TASK INPUT>
+---+

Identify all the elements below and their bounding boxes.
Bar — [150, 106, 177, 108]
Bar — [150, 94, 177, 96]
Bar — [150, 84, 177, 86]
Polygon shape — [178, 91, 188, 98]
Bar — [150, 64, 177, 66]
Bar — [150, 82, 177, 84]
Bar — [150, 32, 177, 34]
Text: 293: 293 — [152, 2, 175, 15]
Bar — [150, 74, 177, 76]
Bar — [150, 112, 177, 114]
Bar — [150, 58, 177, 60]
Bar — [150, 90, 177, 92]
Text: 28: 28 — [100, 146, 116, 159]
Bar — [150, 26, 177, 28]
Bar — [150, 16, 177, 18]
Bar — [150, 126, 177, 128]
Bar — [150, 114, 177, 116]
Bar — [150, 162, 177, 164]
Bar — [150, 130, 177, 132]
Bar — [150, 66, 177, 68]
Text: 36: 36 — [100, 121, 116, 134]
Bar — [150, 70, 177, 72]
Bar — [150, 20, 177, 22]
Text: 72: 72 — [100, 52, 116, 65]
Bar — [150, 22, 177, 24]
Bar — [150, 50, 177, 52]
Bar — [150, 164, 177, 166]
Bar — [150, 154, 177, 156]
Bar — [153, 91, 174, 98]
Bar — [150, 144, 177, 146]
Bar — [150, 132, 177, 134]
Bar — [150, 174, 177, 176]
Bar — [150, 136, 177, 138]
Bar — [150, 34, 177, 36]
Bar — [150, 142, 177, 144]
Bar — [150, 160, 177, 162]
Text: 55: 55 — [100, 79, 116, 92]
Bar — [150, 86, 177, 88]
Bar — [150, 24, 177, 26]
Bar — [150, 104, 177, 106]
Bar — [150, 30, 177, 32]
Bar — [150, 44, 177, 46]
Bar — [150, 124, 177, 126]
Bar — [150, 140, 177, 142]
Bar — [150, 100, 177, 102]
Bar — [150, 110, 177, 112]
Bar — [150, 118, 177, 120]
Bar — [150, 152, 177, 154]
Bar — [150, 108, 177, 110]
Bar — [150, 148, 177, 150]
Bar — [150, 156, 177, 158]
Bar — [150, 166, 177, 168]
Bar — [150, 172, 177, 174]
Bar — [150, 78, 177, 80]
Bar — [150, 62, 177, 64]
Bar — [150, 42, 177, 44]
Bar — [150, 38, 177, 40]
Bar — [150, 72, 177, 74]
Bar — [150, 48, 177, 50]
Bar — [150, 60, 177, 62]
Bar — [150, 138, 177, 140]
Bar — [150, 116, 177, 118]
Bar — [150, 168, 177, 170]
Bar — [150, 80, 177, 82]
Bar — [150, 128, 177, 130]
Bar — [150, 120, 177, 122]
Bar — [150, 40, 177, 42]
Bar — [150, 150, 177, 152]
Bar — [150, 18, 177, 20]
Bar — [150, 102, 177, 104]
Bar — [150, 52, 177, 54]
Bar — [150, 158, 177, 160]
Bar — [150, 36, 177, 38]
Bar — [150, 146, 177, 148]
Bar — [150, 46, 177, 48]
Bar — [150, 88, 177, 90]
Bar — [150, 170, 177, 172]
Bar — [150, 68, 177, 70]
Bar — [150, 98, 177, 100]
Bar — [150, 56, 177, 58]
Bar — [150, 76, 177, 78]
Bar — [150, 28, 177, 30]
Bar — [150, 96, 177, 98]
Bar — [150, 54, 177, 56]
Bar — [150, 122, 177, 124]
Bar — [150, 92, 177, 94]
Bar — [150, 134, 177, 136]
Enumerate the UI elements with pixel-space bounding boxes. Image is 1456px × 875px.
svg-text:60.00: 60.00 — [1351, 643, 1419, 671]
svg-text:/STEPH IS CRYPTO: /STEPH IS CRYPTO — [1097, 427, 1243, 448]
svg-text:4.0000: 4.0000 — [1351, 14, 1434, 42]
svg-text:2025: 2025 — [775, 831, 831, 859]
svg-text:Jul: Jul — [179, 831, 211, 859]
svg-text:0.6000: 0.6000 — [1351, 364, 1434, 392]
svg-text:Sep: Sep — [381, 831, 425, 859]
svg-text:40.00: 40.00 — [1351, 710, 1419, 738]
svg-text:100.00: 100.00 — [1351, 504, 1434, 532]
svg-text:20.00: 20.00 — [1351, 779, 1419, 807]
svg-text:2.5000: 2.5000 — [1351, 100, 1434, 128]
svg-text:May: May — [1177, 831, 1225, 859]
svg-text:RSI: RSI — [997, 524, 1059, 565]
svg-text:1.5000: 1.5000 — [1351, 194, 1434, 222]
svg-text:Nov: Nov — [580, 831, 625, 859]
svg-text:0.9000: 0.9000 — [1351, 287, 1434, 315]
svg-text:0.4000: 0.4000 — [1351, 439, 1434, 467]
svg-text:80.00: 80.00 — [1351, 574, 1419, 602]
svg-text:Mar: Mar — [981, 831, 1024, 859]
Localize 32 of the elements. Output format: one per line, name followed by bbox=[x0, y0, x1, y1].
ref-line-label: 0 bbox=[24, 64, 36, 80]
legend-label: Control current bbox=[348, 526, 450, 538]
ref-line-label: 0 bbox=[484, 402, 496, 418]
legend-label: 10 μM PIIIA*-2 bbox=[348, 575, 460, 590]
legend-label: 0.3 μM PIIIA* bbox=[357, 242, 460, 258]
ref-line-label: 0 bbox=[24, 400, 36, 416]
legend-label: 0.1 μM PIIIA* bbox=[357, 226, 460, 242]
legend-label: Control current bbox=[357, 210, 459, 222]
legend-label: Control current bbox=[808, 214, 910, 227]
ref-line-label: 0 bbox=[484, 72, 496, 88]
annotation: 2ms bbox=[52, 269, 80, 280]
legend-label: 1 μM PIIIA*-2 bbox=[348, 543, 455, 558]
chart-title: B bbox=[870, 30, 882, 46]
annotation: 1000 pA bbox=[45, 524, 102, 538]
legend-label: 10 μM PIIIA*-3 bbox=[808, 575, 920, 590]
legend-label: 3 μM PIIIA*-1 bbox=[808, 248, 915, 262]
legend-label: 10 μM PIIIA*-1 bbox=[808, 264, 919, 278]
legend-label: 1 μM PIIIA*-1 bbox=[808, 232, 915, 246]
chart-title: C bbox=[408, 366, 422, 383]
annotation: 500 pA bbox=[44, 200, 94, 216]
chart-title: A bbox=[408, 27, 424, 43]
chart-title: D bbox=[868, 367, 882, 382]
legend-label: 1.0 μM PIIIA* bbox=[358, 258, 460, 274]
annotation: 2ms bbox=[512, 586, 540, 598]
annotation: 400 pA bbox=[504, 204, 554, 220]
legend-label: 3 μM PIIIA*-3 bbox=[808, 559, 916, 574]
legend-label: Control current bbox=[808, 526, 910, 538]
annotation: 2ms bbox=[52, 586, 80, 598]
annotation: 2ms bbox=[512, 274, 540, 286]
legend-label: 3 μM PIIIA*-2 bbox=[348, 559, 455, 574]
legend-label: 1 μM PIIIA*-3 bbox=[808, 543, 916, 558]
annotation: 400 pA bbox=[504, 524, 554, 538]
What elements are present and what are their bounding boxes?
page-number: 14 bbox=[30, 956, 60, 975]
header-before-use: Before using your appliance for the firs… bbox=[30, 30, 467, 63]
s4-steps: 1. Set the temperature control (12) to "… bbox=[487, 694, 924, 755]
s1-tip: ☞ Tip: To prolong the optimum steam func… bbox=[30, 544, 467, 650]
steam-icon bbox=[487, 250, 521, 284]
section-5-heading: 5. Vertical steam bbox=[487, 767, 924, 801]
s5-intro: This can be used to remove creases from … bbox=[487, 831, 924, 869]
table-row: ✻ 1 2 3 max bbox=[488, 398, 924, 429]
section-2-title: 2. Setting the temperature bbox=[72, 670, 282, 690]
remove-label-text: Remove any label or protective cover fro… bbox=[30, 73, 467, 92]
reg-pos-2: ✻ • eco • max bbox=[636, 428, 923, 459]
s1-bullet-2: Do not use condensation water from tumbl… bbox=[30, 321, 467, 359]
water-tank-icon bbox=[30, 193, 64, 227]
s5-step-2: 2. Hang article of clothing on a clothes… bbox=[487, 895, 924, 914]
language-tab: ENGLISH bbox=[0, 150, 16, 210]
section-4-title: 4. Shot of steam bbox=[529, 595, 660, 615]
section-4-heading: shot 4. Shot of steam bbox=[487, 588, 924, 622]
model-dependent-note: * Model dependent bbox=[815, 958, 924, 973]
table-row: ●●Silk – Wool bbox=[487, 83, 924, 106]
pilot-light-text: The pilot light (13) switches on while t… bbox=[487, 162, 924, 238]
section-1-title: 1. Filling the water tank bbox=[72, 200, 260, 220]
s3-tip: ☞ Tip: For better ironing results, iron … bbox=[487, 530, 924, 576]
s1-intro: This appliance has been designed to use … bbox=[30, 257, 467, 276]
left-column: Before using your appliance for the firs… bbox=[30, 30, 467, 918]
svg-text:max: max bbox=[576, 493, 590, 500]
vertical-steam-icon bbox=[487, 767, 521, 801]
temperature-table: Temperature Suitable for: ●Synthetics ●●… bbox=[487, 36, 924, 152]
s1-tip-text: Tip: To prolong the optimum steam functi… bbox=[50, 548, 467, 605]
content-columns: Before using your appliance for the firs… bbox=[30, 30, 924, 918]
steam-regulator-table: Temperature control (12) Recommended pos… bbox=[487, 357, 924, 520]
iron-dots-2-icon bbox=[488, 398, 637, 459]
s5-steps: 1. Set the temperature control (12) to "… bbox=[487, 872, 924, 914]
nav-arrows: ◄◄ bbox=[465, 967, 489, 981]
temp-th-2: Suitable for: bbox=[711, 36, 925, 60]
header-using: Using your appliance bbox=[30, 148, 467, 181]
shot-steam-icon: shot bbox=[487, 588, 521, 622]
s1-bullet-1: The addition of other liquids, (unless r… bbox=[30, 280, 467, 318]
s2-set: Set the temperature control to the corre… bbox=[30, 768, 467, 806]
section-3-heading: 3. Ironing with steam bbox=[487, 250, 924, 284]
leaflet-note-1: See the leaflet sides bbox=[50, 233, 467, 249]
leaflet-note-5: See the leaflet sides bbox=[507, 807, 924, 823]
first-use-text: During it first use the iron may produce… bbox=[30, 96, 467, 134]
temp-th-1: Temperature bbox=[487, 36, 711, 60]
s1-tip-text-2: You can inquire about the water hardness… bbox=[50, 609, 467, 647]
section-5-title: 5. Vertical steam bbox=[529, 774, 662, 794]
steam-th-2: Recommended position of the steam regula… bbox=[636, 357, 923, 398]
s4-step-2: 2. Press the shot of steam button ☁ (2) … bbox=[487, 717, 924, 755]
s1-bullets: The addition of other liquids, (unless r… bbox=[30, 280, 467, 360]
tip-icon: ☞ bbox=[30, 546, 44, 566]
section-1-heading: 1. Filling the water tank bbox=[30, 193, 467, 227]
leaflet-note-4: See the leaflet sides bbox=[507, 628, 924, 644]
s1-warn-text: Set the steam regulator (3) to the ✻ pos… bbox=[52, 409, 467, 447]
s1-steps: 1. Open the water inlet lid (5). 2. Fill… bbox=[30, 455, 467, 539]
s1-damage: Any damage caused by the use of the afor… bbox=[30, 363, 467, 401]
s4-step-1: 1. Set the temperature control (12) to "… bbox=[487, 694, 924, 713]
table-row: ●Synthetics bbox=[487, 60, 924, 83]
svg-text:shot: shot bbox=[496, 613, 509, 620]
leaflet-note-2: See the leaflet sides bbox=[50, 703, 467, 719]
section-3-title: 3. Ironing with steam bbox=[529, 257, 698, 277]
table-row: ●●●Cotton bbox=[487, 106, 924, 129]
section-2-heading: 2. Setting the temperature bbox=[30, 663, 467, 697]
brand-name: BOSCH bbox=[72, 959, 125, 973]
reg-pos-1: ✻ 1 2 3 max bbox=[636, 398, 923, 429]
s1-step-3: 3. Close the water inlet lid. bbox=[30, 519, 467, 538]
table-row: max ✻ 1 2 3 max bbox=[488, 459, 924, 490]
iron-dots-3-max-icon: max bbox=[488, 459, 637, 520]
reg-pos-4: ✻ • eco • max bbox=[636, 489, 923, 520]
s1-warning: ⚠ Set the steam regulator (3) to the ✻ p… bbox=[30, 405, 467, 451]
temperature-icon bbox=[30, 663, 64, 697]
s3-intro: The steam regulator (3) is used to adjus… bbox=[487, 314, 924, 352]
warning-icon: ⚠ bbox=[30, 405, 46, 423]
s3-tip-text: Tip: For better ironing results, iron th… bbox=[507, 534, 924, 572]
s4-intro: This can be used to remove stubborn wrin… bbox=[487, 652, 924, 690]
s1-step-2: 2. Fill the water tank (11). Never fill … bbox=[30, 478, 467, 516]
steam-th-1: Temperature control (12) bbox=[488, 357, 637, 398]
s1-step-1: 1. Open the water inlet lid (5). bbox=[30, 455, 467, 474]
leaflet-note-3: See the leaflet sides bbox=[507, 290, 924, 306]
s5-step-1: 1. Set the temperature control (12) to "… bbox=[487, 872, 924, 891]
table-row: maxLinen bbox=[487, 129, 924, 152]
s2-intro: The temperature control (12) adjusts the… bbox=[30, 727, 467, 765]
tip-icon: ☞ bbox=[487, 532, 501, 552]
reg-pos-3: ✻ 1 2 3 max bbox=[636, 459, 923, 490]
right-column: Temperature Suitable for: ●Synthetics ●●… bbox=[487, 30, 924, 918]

+---+

Arrange the data from its first line through the line with "Bar — [150, 50, 177, 52]" as a Markdown table with columns Row and Line: a row number, then the line itself. Leave out any blank lines.

| Row | Line |
|---|---|
| 1 | Identify all the elements below and their bounding boxes. |
| 2 | Bar — [150, 106, 177, 108] |
| 3 | Bar — [150, 94, 177, 96] |
| 4 | Bar — [150, 84, 177, 86] |
| 5 | Polygon shape — [178, 91, 188, 98] |
| 6 | Bar — [150, 64, 177, 66] |
| 7 | Bar — [150, 82, 177, 84] |
| 8 | Bar — [150, 32, 177, 34] |
| 9 | Text: 293: 293 — [152, 2, 175, 15] |
| 10 | Bar — [150, 74, 177, 76] |
| 11 | Bar — [150, 112, 177, 114] |
| 12 | Bar — [150, 58, 177, 60] |
| 13 | Bar — [150, 90, 177, 92] |
| 14 | Text: 28: 28 — [100, 146, 116, 159] |
| 15 | Bar — [150, 26, 177, 28] |
| 16 | Bar — [150, 16, 177, 18] |
| 17 | Bar — [150, 126, 177, 128] |
| 18 | Bar — [150, 114, 177, 116] |
| 19 | Bar — [150, 162, 177, 164] |
| 20 | Bar — [150, 130, 177, 132] |
| 21 | Bar — [150, 66, 177, 68] |
| 22 | Text: 36: 36 — [100, 121, 116, 134] |
| 23 | Bar — [150, 70, 177, 72] |
| 24 | Bar — [150, 20, 177, 22] |
| 25 | Text: 72: 72 — [100, 52, 116, 65] |
| 26 | Bar — [150, 22, 177, 24] |
| 27 | Bar — [150, 50, 177, 52] |